** DATASET RECORDS **
·····

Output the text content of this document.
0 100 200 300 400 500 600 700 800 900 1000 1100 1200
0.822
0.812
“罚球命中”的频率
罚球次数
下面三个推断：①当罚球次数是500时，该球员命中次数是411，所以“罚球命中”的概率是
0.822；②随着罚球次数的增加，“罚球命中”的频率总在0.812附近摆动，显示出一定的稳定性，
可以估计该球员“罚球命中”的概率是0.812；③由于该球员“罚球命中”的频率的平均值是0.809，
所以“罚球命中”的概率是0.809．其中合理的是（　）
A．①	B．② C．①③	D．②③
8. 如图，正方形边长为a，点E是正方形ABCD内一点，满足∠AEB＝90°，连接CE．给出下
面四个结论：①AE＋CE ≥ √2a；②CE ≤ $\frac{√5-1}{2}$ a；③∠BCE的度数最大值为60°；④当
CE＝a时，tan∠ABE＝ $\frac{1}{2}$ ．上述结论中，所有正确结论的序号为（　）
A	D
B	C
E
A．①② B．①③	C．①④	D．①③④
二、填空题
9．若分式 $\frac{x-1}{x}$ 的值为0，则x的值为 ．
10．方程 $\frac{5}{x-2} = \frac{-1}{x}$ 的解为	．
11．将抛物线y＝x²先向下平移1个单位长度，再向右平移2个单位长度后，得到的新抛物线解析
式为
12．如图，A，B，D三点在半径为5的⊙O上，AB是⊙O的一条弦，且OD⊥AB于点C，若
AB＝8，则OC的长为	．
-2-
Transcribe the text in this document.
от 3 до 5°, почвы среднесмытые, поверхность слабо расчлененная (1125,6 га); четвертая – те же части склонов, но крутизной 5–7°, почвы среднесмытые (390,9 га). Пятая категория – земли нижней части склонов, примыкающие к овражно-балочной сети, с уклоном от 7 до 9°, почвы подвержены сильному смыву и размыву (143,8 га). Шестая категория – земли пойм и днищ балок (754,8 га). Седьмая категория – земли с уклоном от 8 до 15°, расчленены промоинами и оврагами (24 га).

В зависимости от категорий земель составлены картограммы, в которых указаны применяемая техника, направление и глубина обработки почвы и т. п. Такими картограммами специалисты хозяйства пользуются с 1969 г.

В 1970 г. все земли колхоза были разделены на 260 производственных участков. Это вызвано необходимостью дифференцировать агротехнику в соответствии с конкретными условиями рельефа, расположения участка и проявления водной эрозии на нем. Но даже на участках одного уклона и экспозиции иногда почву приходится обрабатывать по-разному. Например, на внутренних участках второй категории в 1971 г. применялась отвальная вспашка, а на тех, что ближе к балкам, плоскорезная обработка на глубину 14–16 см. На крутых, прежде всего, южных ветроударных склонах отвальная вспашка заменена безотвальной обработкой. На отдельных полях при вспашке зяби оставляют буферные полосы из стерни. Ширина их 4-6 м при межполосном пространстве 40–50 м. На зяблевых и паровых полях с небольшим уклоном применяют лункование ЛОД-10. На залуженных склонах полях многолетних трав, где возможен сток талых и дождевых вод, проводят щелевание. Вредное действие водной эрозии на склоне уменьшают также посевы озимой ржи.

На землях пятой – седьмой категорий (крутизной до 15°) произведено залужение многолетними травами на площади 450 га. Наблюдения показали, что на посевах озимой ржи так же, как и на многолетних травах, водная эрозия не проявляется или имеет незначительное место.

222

·····

Look through the entries above; copy every line holding the string "document".

** WORKED SOLUTION **
Output the text content of this document.
Transcribe the text in this document.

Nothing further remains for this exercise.